*Set problem*
Answer with a single number: the count of lines that include the string "radial".

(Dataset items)
## start
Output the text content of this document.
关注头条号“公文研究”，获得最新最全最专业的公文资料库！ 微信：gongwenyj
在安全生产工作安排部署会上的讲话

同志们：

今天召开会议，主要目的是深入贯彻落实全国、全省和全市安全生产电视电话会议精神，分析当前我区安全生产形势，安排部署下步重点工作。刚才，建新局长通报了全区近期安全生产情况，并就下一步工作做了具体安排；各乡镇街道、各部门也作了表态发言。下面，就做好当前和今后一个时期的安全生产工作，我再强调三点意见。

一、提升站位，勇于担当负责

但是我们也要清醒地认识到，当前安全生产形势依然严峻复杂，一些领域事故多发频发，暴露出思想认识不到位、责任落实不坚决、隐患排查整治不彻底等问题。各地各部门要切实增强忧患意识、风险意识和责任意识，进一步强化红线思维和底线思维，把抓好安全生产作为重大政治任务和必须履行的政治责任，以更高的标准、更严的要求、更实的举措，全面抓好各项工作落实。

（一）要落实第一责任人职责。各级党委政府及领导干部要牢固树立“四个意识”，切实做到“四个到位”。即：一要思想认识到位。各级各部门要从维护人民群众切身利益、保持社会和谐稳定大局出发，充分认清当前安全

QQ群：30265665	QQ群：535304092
## end
## start
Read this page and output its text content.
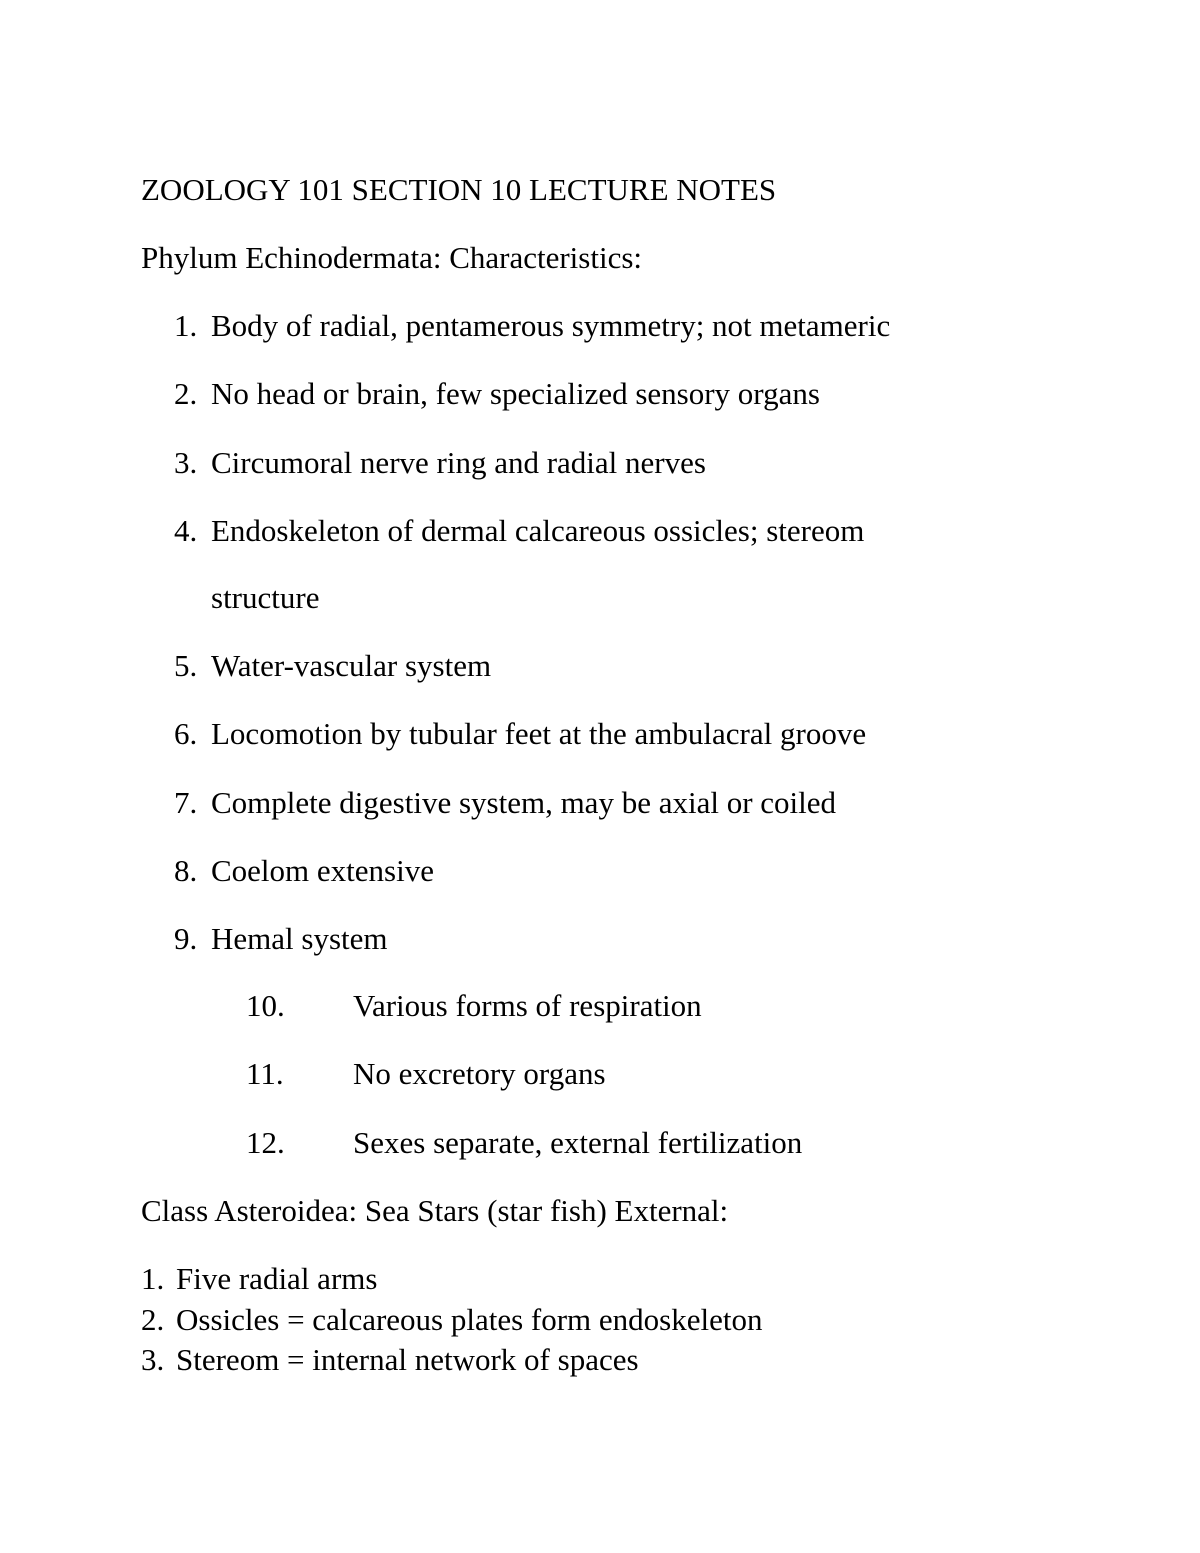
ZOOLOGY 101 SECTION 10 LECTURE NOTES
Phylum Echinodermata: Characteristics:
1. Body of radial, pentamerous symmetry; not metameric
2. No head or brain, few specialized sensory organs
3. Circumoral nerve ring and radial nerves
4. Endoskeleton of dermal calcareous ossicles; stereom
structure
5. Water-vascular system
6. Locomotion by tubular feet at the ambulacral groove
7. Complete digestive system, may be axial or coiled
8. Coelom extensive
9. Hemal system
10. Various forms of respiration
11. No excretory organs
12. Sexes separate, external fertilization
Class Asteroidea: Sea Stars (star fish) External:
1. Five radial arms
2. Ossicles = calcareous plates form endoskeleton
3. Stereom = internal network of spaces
## end
*Solution*
3